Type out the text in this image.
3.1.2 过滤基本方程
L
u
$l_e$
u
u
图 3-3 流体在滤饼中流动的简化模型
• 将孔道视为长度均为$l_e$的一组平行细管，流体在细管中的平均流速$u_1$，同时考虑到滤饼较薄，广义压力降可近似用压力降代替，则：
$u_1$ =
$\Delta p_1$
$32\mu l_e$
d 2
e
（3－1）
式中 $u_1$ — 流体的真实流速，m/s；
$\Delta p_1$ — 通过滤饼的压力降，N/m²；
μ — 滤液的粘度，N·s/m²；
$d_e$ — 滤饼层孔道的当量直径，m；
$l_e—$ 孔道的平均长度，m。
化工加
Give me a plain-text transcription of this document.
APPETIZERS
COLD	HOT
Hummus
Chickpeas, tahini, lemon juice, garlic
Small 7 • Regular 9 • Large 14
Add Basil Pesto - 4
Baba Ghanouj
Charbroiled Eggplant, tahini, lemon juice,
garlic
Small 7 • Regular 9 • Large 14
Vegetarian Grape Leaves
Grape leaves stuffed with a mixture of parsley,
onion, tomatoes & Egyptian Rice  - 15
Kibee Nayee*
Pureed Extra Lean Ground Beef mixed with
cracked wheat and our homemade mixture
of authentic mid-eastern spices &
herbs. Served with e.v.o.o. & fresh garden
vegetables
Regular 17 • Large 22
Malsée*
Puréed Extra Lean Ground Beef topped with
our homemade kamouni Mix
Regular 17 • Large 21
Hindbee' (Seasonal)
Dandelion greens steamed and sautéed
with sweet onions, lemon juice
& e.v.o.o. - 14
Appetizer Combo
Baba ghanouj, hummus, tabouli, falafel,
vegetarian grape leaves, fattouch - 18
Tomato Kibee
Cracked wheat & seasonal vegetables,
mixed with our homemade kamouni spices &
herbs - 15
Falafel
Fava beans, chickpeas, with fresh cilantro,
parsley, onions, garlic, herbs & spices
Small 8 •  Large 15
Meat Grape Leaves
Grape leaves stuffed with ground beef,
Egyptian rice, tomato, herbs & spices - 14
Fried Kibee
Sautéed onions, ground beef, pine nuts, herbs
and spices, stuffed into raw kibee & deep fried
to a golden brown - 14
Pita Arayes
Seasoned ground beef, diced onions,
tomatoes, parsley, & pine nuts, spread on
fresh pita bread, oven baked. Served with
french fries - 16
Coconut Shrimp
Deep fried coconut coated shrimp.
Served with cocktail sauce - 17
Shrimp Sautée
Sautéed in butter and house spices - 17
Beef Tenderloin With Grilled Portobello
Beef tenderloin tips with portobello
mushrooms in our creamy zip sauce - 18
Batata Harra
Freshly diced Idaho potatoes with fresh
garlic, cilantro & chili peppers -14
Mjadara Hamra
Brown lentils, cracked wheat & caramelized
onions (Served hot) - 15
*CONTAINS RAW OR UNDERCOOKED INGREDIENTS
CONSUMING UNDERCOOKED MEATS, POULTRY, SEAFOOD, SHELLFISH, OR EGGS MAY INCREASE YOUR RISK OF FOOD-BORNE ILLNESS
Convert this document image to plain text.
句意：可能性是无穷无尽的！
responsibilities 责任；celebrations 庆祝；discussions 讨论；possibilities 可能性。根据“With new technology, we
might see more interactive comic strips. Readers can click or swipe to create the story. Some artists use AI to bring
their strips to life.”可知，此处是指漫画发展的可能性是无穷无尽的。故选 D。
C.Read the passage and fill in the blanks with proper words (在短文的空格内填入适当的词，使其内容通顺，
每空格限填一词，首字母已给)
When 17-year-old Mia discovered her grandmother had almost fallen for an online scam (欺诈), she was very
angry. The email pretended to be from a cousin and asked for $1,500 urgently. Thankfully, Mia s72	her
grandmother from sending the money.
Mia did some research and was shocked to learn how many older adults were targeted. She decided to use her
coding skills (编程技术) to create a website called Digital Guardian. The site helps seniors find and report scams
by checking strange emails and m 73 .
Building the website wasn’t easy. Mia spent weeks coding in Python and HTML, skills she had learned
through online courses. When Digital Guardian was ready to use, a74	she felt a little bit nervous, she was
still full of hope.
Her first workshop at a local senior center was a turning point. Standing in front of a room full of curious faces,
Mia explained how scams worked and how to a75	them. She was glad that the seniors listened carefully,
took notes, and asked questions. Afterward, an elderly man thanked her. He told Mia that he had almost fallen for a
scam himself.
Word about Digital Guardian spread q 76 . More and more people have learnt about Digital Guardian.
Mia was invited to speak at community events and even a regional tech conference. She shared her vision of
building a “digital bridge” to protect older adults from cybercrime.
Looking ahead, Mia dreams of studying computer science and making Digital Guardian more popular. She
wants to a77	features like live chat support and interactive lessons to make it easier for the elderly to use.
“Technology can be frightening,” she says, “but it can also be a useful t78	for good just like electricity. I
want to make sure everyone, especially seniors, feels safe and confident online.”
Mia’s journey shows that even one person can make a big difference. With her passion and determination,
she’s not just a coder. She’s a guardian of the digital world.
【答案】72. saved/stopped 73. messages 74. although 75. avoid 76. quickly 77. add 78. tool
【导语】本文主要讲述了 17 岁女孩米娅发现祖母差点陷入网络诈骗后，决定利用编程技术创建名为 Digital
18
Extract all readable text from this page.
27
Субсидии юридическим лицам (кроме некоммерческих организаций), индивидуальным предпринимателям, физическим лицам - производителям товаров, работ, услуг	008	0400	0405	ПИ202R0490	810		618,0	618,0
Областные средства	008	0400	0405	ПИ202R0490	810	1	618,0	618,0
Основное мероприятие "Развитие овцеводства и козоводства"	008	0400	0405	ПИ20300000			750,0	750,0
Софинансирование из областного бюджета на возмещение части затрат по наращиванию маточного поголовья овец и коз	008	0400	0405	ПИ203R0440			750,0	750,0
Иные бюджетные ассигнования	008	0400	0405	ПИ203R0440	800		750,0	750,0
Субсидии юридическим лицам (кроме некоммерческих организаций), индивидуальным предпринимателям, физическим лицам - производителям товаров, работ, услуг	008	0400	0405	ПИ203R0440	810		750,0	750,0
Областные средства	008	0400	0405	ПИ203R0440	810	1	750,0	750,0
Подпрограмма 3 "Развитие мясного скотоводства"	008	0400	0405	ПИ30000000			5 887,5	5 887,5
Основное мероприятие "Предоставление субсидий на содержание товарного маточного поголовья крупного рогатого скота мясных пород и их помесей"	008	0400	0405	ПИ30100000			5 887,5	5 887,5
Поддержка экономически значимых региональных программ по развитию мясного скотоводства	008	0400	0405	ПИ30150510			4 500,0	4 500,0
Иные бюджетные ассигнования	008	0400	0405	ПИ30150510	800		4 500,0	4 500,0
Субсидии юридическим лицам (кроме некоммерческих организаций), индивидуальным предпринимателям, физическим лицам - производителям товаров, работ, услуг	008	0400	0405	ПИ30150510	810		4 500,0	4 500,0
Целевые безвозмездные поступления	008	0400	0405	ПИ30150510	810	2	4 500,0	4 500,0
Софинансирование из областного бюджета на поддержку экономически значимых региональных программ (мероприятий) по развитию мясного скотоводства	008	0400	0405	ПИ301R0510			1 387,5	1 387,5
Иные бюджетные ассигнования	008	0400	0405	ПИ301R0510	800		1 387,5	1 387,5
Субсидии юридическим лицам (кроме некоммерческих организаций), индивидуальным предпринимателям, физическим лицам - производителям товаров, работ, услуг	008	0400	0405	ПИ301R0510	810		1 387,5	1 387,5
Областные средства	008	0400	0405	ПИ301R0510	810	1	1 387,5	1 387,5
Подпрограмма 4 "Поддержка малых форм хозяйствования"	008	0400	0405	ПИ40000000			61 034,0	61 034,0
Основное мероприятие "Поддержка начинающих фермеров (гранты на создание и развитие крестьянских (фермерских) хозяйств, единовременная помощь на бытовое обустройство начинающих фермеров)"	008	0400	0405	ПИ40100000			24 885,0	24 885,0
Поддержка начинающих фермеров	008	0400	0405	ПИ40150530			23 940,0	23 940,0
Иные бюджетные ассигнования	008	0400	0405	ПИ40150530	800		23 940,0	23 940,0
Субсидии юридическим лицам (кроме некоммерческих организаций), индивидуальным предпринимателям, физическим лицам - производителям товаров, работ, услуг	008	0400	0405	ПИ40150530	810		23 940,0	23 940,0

# # # #

◆ **What the task requires**
Pick out each line containing "mixture" and report it.

◆ **The output**
Grape leaves stuffed with a mixture of parsley,
cracked wheat and our homemade mixture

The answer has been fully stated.